[Stored dataset items]
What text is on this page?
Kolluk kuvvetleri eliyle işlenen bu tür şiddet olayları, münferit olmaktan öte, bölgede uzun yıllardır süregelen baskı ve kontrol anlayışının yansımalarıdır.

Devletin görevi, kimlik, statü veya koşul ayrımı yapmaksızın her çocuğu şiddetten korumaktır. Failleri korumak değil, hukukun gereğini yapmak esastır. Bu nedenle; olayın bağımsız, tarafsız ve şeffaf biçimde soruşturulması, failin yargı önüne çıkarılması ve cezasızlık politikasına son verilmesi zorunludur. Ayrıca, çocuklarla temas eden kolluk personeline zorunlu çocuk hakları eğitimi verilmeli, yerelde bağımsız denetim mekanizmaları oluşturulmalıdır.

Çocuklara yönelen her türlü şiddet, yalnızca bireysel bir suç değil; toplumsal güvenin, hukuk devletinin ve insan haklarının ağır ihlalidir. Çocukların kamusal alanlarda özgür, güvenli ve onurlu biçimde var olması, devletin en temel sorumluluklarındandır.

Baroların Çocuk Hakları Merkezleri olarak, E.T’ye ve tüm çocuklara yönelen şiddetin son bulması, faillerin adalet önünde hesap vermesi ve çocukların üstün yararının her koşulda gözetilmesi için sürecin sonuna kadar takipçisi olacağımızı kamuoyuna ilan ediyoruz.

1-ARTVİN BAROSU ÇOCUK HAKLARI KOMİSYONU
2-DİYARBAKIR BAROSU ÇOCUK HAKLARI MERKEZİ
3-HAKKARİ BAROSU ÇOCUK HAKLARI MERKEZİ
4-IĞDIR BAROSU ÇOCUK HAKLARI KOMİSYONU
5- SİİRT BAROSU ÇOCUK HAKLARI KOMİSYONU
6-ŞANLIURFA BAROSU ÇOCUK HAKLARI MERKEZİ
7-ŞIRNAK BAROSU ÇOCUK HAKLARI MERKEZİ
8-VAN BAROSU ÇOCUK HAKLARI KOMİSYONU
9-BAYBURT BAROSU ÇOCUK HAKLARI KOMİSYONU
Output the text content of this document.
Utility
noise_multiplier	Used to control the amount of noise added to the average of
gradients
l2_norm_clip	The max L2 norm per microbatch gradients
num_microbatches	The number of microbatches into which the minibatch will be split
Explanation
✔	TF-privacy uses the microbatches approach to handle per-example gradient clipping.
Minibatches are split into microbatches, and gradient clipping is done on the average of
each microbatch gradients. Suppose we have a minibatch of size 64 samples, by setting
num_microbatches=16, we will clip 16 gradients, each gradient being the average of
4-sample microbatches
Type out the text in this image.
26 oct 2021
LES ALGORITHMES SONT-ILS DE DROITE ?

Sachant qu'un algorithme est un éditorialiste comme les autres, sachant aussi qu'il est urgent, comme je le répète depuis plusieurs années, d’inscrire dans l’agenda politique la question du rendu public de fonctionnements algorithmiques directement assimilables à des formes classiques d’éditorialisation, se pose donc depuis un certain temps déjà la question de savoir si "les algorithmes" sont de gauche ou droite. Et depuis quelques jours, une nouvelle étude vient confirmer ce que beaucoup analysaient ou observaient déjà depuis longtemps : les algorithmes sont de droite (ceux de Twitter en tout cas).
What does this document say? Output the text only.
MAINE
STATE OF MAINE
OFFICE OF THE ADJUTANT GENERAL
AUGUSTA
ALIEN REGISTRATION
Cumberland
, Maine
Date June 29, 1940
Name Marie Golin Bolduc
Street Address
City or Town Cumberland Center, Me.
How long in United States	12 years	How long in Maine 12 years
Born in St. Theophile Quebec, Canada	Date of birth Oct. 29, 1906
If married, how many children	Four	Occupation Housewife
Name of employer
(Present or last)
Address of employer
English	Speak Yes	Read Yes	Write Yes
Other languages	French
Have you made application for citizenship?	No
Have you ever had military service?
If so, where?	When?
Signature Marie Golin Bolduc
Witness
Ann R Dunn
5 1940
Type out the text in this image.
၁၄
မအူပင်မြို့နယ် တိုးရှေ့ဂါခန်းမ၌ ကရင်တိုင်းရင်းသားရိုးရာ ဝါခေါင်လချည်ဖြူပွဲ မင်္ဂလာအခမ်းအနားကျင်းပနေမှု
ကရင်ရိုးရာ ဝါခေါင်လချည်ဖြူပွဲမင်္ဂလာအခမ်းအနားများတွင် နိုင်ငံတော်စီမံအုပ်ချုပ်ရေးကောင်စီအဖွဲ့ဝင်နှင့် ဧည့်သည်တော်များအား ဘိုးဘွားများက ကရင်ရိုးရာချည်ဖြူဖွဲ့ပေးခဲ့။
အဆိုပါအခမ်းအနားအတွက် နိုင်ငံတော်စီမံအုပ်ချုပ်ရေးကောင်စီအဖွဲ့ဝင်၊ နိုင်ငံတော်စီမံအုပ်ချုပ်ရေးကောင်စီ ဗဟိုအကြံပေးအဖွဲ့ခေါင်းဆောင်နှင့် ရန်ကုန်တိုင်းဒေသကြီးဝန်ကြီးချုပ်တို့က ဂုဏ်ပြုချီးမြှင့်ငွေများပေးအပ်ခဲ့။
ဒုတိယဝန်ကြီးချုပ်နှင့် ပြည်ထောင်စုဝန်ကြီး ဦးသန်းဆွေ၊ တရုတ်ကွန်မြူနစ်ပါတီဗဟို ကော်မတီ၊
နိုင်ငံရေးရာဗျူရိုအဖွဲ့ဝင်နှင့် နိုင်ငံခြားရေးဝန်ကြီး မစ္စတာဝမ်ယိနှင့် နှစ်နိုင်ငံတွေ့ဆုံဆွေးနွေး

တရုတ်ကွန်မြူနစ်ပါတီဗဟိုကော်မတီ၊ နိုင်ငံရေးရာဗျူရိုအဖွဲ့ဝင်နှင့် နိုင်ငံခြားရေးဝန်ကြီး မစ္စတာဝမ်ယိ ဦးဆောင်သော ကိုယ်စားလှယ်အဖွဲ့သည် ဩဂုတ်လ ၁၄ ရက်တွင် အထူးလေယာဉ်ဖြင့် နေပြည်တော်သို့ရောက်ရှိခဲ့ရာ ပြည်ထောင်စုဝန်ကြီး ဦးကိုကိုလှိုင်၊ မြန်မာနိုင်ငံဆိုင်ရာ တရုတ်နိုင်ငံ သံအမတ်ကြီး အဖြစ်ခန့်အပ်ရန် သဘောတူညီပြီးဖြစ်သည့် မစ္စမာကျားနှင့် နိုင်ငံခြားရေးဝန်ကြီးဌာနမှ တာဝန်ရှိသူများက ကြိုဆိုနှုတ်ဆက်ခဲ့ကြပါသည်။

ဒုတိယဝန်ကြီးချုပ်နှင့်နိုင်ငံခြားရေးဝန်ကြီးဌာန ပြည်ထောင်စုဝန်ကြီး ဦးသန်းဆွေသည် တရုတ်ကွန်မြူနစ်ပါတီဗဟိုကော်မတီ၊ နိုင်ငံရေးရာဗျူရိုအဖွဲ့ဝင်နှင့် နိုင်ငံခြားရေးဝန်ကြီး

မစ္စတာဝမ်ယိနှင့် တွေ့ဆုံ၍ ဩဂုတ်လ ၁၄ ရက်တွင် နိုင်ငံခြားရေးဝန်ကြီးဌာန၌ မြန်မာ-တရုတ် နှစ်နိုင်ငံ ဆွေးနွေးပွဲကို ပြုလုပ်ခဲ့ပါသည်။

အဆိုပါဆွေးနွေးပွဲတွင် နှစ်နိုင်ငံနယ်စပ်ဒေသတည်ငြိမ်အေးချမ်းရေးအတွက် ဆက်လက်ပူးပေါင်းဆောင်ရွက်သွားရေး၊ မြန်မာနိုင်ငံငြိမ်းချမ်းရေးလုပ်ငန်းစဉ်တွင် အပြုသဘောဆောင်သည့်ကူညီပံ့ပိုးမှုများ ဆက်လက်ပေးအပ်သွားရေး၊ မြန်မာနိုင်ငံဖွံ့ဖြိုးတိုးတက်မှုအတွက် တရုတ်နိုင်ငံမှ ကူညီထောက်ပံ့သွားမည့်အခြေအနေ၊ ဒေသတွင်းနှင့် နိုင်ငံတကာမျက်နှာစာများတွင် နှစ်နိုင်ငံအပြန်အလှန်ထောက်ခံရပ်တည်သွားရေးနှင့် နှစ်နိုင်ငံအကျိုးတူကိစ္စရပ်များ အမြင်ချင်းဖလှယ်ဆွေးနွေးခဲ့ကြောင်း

*Goal of the exercise:* Go through the material and copy out every line with "BAROSU" in it.

*Finished exercise:*
1-ARTVİN BAROSU ÇOCUK HAKLARI KOMİSYONU
2-DİYARBAKIR BAROSU ÇOCUK HAKLARI MERKEZİ
3-HAKKARİ BAROSU ÇOCUK HAKLARI MERKEZİ
4-IĞDIR BAROSU ÇOCUK HAKLARI KOMİSYONU
5- SİİRT BAROSU ÇOCUK HAKLARI KOMİSYONU
6-ŞANLIURFA BAROSU ÇOCUK HAKLARI MERKEZİ
7-ŞIRNAK BAROSU ÇOCUK HAKLARI MERKEZİ
8-VAN BAROSU ÇOCUK HAKLARI KOMİSYONU
9-BAYBURT BAROSU ÇOCUK HAKLARI KOMİSYONU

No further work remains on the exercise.